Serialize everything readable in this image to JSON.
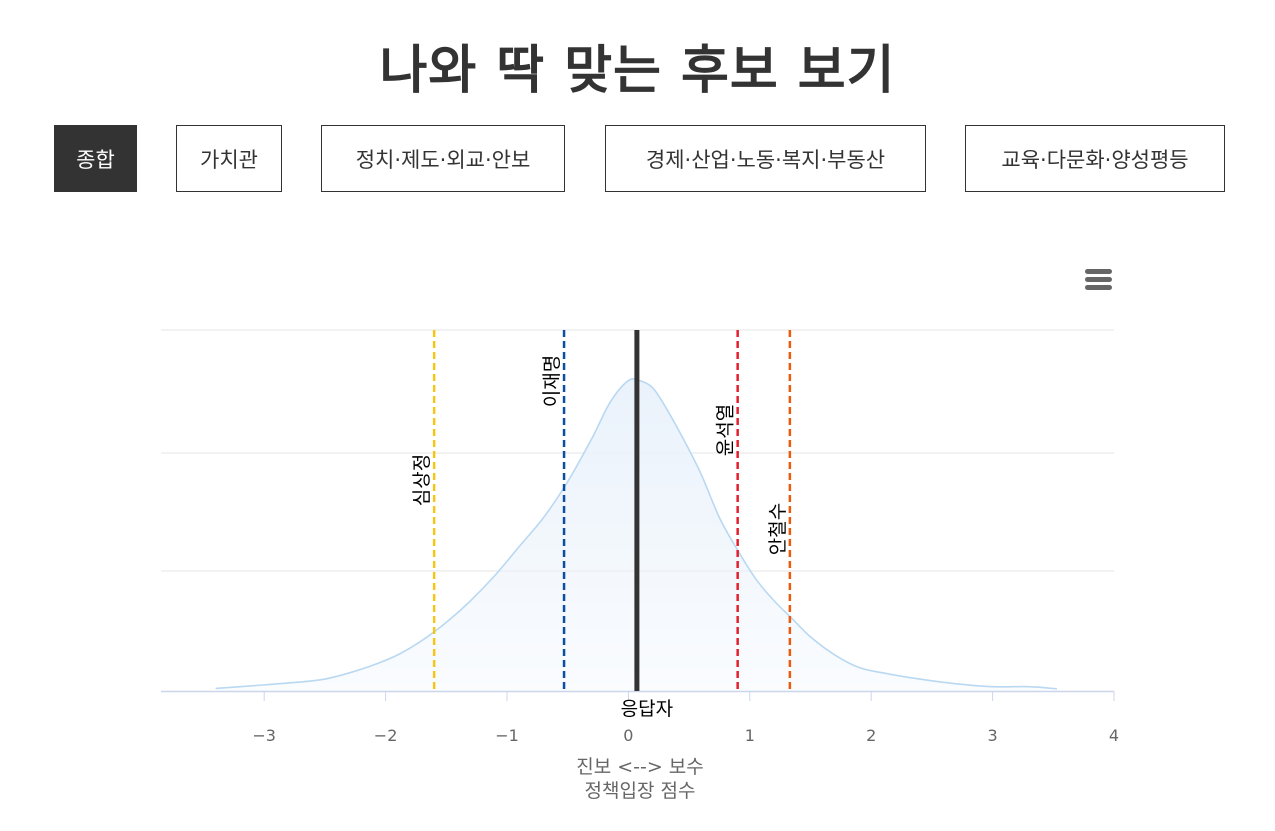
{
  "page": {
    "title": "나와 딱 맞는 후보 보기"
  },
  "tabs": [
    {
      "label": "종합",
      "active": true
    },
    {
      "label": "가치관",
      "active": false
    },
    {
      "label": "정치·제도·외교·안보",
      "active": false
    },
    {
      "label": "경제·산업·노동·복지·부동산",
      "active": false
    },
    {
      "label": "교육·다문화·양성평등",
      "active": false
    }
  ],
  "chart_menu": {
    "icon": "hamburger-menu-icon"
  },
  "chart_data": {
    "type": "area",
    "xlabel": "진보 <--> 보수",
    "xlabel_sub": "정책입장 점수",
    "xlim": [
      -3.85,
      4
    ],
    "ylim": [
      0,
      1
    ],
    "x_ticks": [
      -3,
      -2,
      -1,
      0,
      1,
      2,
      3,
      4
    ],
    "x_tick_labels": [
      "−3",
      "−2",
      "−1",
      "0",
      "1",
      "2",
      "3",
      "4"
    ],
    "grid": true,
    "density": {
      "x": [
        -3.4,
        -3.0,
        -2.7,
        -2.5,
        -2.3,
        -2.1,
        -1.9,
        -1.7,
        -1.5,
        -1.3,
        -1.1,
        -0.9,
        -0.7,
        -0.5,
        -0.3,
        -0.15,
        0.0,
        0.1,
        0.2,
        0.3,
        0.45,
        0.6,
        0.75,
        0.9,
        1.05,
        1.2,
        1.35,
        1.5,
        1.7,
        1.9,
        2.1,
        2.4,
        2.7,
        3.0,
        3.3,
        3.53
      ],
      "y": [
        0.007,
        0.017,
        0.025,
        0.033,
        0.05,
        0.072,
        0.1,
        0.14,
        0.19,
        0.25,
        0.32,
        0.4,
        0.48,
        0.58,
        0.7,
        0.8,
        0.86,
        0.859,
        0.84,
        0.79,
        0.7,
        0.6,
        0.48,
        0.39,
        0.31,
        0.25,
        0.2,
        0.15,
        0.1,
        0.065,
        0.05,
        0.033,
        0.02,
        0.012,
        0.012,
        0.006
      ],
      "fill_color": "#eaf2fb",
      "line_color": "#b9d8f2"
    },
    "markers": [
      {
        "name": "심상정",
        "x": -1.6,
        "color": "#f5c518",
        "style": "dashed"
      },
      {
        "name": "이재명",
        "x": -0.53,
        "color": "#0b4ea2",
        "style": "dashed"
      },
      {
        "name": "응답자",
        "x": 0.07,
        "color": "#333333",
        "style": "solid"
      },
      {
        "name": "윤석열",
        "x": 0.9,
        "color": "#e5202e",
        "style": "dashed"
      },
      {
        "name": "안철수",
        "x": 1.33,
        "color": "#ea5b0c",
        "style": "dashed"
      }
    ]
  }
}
◆ ◆ ◆ ◆ ◆ ◆ ◆
**Aim of the task**
Leave out every picture and copy the rest of the records exactly.

**Problem solution**
Serialize everything readable in this image to JSON.
{
  "page": {
    "title": "나와 딱 맞는 후보 보기"
  },
  "tabs": [
    {
      "label": "종합",
      "active": true
    },
    {
      "label": "가치관",
      "active": false
    },
    {
      "label": "정치·제도·외교·안보",
      "active": false
    },
    {
      "label": "경제·산업·노동·복지·부동산",
      "active": false
    },
    {
      "label": "교육·다문화·양성평등",
      "active": false
    }
  ],
  "chart_menu": {
    "icon": "hamburger-menu-icon"
  },
  "chart_data": {
    "type": "area",
    "xlabel": "진보 <--> 보수",
    "xlabel_sub": "정책입장 점수",
    "xlim": [
      -3.85,
      4
    ],
    "ylim": [
      0,
      1
    ],
    "x_ticks": [
      -3,
      -2,
      -1,
      0,
      1,
      2,
      3,
      4
    ],
    "x_tick_labels": [
      "−3",
      "−2",
      "−1",
      "0",
      "1",
      "2",
      "3",
      "4"
    ],
    "grid": true,
    "density": {
      "x": [
        -3.4,
        -3.0,
        -2.7,
        -2.5,
        -2.3,
        -2.1,
        -1.9,
        -1.7,
        -1.5,
        -1.3,
        -1.1,
        -0.9,
        -0.7,
        -0.5,
        -0.3,
        -0.15,
        0.0,
        0.1,
        0.2,
        0.3,
        0.45,
        0.6,
        0.75,
        0.9,
        1.05,
        1.2,
        1.35,
        1.5,
        1.7,
        1.9,
        2.1,
        2.4,
        2.7,
        3.0,
        3.3,
        3.53
      ],
      "y": [
        0.007,
        0.017,
        0.025,
        0.033,
        0.05,
        0.072,
        0.1,
        0.14,
        0.19,
        0.25,
        0.32,
        0.4,
        0.48,
        0.58,
        0.7,
        0.8,
        0.86,
        0.859,
        0.84,
        0.79,
        0.7,
        0.6,
        0.48,
        0.39,
        0.31,
        0.25,
        0.2,
        0.15,
        0.1,
        0.065,
        0.05,
        0.033,
        0.02,
        0.012,
        0.012,
        0.006
      ],
      "fill_color": "#eaf2fb",
      "line_color": "#b9d8f2"
    },
    "markers": [
      {
        "name": "심상정",
        "x": -1.6,
        "color": "#f5c518",
        "style": "dashed"
      },
      {
        "name": "이재명",
        "x": -0.53,
        "color": "#0b4ea2",
        "style": "dashed"
      },
      {
        "name": "응답자",
        "x": 0.07,
        "color": "#333333",
        "style": "solid"
      },
      {
        "name": "윤석열",
        "x": 0.9,
        "color": "#e5202e",
        "style": "dashed"
      },
      {
        "name": "안철수",
        "x": 1.33,
        "color": "#ea5b0c",
        "style": "dashed"
      }
    ]
  }
}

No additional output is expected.